> [PROMPT A] Recast the records as a numbered list, leaving out blank lines, using only the part that opens with the first line of the records and closes with the line containing "cell[interactable] (1266, 520, 1368, 549)".

> [EXCERPT PROVIDED]

We’re less than 48 hours away from the kickoff of one of the most anticipated Michigan-Ohio State games ever. The Wolverines and Buckeyes are two of the three highest ranked teams in the nation, and there are Big Ten and national championship hopes on the line (as it should be each time when these two bitter rivals meet).
You’re probably in one of two camps today. Either you’re terrified of what’s to come on Saturday and using delicious Thanksgiving food to distract you as much as possible from the anxiety that awaits you or your appetite for The Game and all things about it is insatiable. If you’re reading this, you’re in Camp No. 2, and we have you covered.
To learn more about Ohio State and what will confront Michigan in Columbus this weekend, we reached out to E.L. Speyer (@ELSpeyer), a writer for Land-Grant Holy Land (@Landgrant33) — SB Nation’s Ohio State site. In our Q&A, Speyer answered whether Ohio State’s season will be viewed as a failure with a loss, shared why he thinks Jabrill Peppers should not be a Heisman candidate, broke down the Buckeyes’ run offense and defense and why both will be critical to the result, and predicted who’ll win The Game.
Maize n Brew: So ... The Game is upon us, and it's difficult to raise the stakes any higher. This is just the second time in the history of the AP poll that both Michigan and Ohio State will face off as top-three teams, and a spot in the College Football Playoff essentially is on the line. What is the feeling like in Columbus? Will Ohio State's season be viewed as a failure with a loss?
E.L. Speyer: There’s a general feeling of angst shared by all of Buckeye Nation right now. It’s cliche, but this is truly a game where you can throw records and rankings aside - the result against Michigan largely makes or breaks a season.

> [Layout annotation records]
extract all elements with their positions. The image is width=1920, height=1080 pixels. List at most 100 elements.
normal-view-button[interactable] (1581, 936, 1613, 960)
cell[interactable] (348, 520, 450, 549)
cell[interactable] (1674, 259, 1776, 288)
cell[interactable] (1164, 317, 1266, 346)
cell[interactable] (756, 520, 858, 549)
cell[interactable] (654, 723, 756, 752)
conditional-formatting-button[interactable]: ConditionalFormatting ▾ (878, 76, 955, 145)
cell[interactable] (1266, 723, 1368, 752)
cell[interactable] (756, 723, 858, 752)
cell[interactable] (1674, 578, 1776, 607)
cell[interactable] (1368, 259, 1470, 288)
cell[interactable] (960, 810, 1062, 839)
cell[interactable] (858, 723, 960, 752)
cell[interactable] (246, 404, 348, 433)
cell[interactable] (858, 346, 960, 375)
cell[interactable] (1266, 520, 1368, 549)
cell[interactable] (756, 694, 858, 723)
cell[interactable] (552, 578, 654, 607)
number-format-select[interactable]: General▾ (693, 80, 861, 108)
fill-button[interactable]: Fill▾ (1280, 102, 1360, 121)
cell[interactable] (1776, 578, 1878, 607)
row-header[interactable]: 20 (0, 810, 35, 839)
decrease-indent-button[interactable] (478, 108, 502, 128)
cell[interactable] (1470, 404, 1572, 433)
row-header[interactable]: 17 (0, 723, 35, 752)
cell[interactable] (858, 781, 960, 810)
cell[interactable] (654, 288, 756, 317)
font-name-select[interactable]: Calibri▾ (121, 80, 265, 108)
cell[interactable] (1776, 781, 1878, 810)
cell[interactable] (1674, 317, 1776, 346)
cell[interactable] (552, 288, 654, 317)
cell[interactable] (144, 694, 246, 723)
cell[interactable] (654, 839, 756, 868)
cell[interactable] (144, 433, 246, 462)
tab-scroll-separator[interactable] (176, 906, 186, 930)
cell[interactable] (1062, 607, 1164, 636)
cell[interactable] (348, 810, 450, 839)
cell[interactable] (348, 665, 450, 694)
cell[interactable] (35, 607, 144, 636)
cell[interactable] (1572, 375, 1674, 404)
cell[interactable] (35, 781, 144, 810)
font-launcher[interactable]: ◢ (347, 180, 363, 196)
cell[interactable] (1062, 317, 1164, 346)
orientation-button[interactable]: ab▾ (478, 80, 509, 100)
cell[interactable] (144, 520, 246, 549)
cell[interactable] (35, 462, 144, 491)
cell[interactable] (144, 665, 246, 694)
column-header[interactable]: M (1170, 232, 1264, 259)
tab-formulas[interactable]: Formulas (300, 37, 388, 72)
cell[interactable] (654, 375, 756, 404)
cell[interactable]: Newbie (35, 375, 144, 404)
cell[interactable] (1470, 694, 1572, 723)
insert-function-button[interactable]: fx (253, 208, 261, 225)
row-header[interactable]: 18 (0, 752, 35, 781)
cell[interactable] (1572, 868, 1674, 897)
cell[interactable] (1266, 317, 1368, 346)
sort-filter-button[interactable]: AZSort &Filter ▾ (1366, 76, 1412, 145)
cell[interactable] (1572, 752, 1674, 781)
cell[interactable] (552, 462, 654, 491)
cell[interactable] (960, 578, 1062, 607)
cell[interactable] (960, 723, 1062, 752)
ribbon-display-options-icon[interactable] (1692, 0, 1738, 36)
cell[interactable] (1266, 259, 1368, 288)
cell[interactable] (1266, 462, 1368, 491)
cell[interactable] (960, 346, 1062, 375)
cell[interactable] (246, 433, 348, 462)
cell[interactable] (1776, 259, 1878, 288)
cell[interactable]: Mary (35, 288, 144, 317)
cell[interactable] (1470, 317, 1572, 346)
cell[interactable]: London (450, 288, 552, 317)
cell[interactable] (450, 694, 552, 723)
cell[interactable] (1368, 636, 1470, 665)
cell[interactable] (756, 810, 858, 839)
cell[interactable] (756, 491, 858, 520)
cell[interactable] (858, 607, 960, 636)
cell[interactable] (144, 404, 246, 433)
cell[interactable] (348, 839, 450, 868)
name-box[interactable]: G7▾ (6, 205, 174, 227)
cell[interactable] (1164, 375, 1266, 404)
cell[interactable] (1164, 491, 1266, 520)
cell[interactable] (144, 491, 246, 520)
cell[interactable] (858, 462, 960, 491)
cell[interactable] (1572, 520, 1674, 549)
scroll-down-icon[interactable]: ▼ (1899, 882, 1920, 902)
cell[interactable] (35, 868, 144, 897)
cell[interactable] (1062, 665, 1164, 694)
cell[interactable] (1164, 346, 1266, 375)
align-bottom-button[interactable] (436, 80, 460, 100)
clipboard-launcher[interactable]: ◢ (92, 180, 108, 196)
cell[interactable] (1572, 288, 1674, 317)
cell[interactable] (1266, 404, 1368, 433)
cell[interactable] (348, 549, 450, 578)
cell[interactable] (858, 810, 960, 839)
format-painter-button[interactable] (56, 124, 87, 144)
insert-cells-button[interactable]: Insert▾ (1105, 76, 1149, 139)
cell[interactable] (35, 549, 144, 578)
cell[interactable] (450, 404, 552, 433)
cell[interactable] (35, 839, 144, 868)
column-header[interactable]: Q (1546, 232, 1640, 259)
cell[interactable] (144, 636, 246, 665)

> [PROMPT B] Rewrite the part of the Michigan-Ohio State preview that opens with the words containing "E.L. Speyer: There’s" and closes with "breaks a season.", putting "dread" in place of "angst".

> [COMPLETE RESPONSE A]
1. extract all elements with their positions. The image is width=1920, height=1080 pixels. List at most 100 elements.
2. normal-view-button[interactable] (1581, 936, 1613, 960)
3. cell[interactable] (348, 520, 450, 549)
4. cell[interactable] (1674, 259, 1776, 288)
5. cell[interactable] (1164, 317, 1266, 346)
6. cell[interactable] (756, 520, 858, 549)
7. cell[interactable] (654, 723, 756, 752)
8. conditional-formatting-button[interactable]: ConditionalFormatting ▾ (878, 76, 955, 145)
9. cell[interactable] (1266, 723, 1368, 752)
10. cell[interactable] (756, 723, 858, 752)
11. cell[interactable] (1674, 578, 1776, 607)
12. cell[interactable] (1368, 259, 1470, 288)
13. cell[interactable] (960, 810, 1062, 839)
14. cell[interactable] (858, 723, 960, 752)
15. cell[interactable] (246, 404, 348, 433)
16. cell[interactable] (858, 346, 960, 375)
17. cell[interactable] (1266, 520, 1368, 549)

> [COMPLETE RESPONSE B]
E.L. Speyer: There’s a general feeling of dread shared by all of Buckeye Nation right now. It’s cliche, but this is truly a game where you can throw records and rankings aside - the result against Michigan largely makes or breaks a season.